__Aim__: Find the lines in these entries that include the word "JSON" and state how many there are, with no other words.

>> BEGIN

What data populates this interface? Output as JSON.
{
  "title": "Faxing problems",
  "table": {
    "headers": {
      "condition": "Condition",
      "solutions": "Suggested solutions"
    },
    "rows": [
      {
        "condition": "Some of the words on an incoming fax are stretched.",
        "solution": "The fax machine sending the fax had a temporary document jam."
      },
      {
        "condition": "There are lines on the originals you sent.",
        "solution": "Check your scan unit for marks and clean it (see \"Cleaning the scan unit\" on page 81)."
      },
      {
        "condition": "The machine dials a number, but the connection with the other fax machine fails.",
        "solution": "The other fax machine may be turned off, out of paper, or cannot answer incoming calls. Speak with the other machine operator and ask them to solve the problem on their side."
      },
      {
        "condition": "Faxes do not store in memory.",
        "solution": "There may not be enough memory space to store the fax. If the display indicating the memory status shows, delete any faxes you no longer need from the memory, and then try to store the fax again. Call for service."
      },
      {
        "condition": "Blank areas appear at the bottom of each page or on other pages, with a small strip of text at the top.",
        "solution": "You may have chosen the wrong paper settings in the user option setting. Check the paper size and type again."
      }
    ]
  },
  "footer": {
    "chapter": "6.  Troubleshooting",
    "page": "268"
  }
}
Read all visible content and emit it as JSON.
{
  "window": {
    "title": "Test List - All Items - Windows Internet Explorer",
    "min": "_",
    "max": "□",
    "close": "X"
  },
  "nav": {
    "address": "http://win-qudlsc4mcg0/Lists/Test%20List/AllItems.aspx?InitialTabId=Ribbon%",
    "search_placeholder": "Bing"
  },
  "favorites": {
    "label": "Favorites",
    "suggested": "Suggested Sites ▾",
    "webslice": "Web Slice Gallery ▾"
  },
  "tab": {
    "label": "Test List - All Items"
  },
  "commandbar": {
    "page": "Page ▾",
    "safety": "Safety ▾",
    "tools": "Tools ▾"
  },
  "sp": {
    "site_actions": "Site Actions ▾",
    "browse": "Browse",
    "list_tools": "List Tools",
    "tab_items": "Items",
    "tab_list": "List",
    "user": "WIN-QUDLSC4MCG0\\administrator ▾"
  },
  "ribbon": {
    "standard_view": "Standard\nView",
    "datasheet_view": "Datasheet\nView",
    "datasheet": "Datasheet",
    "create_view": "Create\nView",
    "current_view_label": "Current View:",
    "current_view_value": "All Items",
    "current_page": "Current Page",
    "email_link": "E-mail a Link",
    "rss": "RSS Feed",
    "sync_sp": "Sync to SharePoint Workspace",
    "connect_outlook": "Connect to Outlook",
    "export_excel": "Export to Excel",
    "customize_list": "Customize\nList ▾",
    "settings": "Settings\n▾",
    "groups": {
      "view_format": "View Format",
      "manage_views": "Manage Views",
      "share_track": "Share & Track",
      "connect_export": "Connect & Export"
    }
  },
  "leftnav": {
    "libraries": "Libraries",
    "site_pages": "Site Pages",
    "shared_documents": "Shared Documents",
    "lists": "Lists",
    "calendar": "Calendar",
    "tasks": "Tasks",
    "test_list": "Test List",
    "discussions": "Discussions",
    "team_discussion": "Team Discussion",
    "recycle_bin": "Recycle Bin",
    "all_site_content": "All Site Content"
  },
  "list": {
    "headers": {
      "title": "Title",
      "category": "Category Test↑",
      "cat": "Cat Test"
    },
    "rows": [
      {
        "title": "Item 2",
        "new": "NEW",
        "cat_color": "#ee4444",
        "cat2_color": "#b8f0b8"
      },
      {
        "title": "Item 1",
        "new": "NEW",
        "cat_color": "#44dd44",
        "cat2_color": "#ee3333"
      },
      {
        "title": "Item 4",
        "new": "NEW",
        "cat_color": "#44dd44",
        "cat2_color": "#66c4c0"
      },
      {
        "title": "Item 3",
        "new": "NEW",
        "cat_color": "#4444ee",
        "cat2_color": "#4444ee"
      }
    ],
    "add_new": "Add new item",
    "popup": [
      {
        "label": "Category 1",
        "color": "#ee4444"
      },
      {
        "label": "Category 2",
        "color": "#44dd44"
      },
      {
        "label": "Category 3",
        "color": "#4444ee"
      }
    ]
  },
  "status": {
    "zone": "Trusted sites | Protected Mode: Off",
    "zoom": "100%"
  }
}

>> END

__Exercise response__: 2